# start of Dataset entries

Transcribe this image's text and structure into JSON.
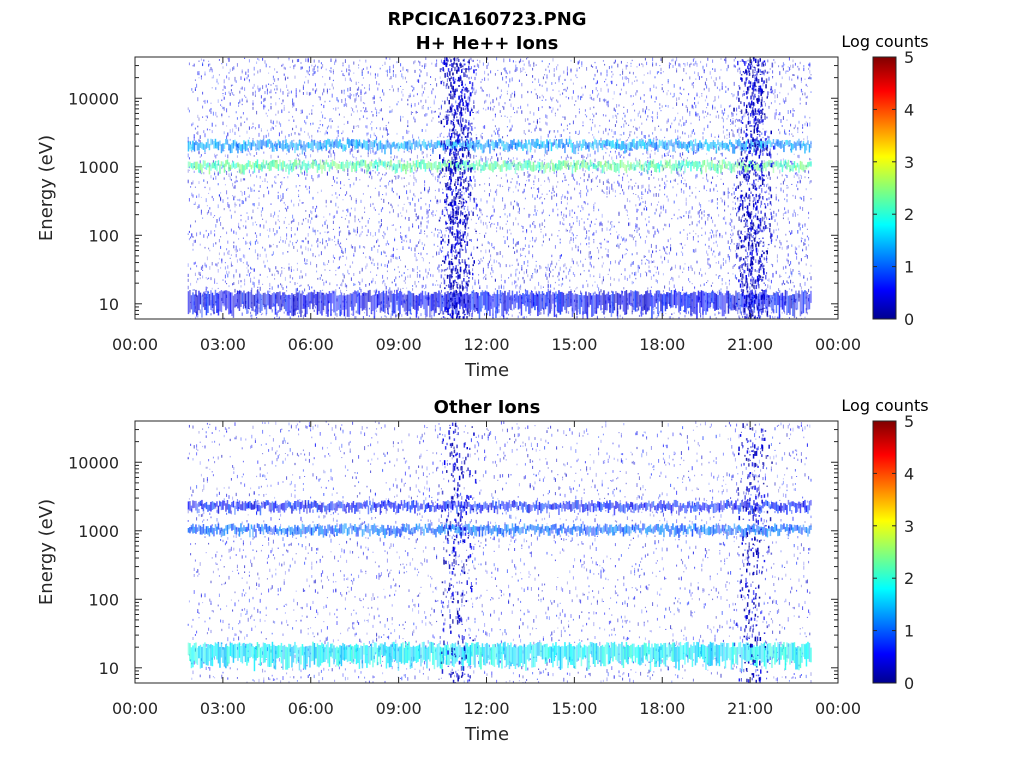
{
  "figure": {
    "title_line1": "RPCICA160723.PNG"
  },
  "colors": {
    "axis": "#262626",
    "colormap": "jet"
  },
  "chart_data": [
    {
      "type": "heatmap",
      "title": "H+ He++ Ions",
      "xlabel": "Time",
      "ylabel": "Energy (eV)",
      "x_ticks": [
        "00:00",
        "03:00",
        "06:00",
        "09:00",
        "12:00",
        "15:00",
        "18:00",
        "21:00",
        "00:00"
      ],
      "y_ticks": [
        "10",
        "100",
        "1000",
        "10000"
      ],
      "y_scale": "log",
      "ylim": [
        6,
        40000
      ],
      "xlim_hours": [
        0,
        24
      ],
      "data_start_hour": 1.8,
      "data_end_hour": 23.1,
      "colorbar": {
        "label": "Log counts",
        "ticks": [
          "0",
          "1",
          "2",
          "3",
          "4",
          "5"
        ],
        "range": [
          0,
          5
        ]
      },
      "features": [
        {
          "kind": "band",
          "energy_eV": 1000,
          "log_counts": 2.3
        },
        {
          "kind": "band",
          "energy_eV": 2000,
          "log_counts": 1.4
        },
        {
          "kind": "band",
          "energy_eV": 10,
          "log_counts": 0.6
        },
        {
          "kind": "burst",
          "time_hour": 11.0,
          "log_counts": 0.2
        },
        {
          "kind": "burst",
          "time_hour": 21.1,
          "log_counts": 0.2
        }
      ]
    },
    {
      "type": "heatmap",
      "title": "Other Ions",
      "xlabel": "Time",
      "ylabel": "Energy (eV)",
      "x_ticks": [
        "00:00",
        "03:00",
        "06:00",
        "09:00",
        "12:00",
        "15:00",
        "18:00",
        "21:00",
        "00:00"
      ],
      "y_ticks": [
        "10",
        "100",
        "1000",
        "10000"
      ],
      "y_scale": "log",
      "ylim": [
        6,
        40000
      ],
      "xlim_hours": [
        0,
        24
      ],
      "data_start_hour": 1.8,
      "data_end_hour": 23.1,
      "colorbar": {
        "label": "Log counts",
        "ticks": [
          "0",
          "1",
          "2",
          "3",
          "4",
          "5"
        ],
        "range": [
          0,
          5
        ]
      },
      "features": [
        {
          "kind": "band",
          "energy_eV": 1000,
          "log_counts": 1.1
        },
        {
          "kind": "band",
          "energy_eV": 2200,
          "log_counts": 0.7
        },
        {
          "kind": "band",
          "energy_eV": 15,
          "log_counts": 1.8
        },
        {
          "kind": "burst",
          "time_hour": 11.0,
          "log_counts": 0.3
        },
        {
          "kind": "burst",
          "time_hour": 21.1,
          "log_counts": 0.3
        }
      ]
    }
  ]
}
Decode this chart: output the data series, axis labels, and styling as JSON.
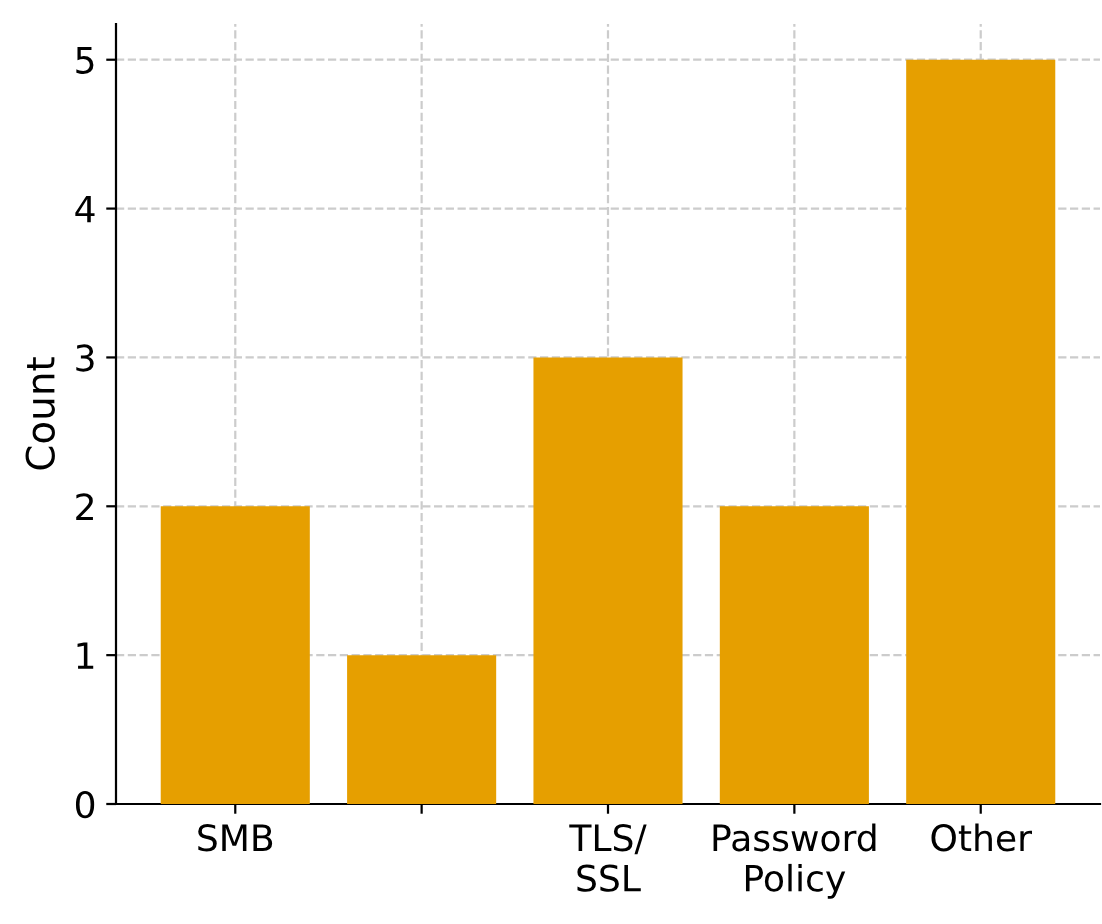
{
  "chart_data": {
    "type": "bar",
    "ylabel": "Count",
    "categories": [
      "SMB",
      null,
      "TLS/\nSSL",
      "Password\nPolicy",
      "Other"
    ],
    "values": [
      2,
      1,
      3,
      2,
      5
    ],
    "color": "#e69f00",
    "ylim": [
      0,
      5.24
    ],
    "yticks": [
      0,
      1,
      2,
      3,
      4,
      5
    ],
    "grid": true,
    "legend": false
  }
}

# end of Dataset entries

Directions for this task:
Repeat the data exactly, dropping every picture it holds.

Solved exercise:
Transcribe this image's text and structure into JSON.
{
  "figure": {
    "title_line1": "RPCICA160723.PNG"
  },
  "colors": {
    "axis": "#262626",
    "colormap": "jet"
  },
  "chart_data": [
    {
      "type": "heatmap",
      "title": "H+ He++ Ions",
      "xlabel": "Time",
      "ylabel": "Energy (eV)",
      "x_ticks": [
        "00:00",
        "03:00",
        "06:00",
        "09:00",
        "12:00",
        "15:00",
        "18:00",
        "21:00",
        "00:00"
      ],
      "y_ticks": [
        "10",
        "100",
        "1000",
        "10000"
      ],
      "y_scale": "log",
      "ylim": [
        6,
        40000
      ],
      "xlim_hours": [
        0,
        24
      ],
      "data_start_hour": 1.8,
      "data_end_hour": 23.1,
      "colorbar": {
        "label": "Log counts",
        "ticks": [
          "0",
          "1",
          "2",
          "3",
          "4",
          "5"
        ],
        "range": [
          0,
          5
        ]
      },
      "features": [
        {
          "kind": "band",
          "energy_eV": 1000,
          "log_counts": 2.3
        },
        {
          "kind": "band",
          "energy_eV": 2000,
          "log_counts": 1.4
        },
        {
          "kind": "band",
          "energy_eV": 10,
          "log_counts": 0.6
        },
        {
          "kind": "burst",
          "time_hour": 11.0,
          "log_counts": 0.2
        },
        {
          "kind": "burst",
          "time_hour": 21.1,
          "log_counts": 0.2
        }
      ]
    },
    {
      "type": "heatmap",
      "title": "Other Ions",
      "xlabel": "Time",
      "ylabel": "Energy (eV)",
      "x_ticks": [
        "00:00",
        "03:00",
        "06:00",
        "09:00",
        "12:00",
        "15:00",
        "18:00",
        "21:00",
        "00:00"
      ],
      "y_ticks": [
        "10",
        "100",
        "1000",
        "10000"
      ],
      "y_scale": "log",
      "ylim": [
        6,
        40000
      ],
      "xlim_hours": [
        0,
        24
      ],
      "data_start_hour": 1.8,
      "data_end_hour": 23.1,
      "colorbar": {
        "label": "Log counts",
        "ticks": [
          "0",
          "1",
          "2",
          "3",
          "4",
          "5"
        ],
        "range": [
          0,
          5
        ]
      },
      "features": [
        {
          "kind": "band",
          "energy_eV": 1000,
          "log_counts": 1.1
        },
        {
          "kind": "band",
          "energy_eV": 2200,
          "log_counts": 0.7
        },
        {
          "kind": "band",
          "energy_eV": 15,
          "log_counts": 1.8
        },
        {
          "kind": "burst",
          "time_hour": 11.0,
          "log_counts": 0.3
        },
        {
          "kind": "burst",
          "time_hour": 21.1,
          "log_counts": 0.3
        }
      ]
    }
  ]
}
Decode this chart: output the data series, axis labels, and styling as JSON.
{
  "chart_data": {
    "type": "bar",
    "ylabel": "Count",
    "categories": [
      "SMB",
      null,
      "TLS/\nSSL",
      "Password\nPolicy",
      "Other"
    ],
    "values": [
      2,
      1,
      3,
      2,
      5
    ],
    "color": "#e69f00",
    "ylim": [
      0,
      5.24
    ],
    "yticks": [
      0,
      1,
      2,
      3,
      4,
      5
    ],
    "grid": true,
    "legend": false
  }
}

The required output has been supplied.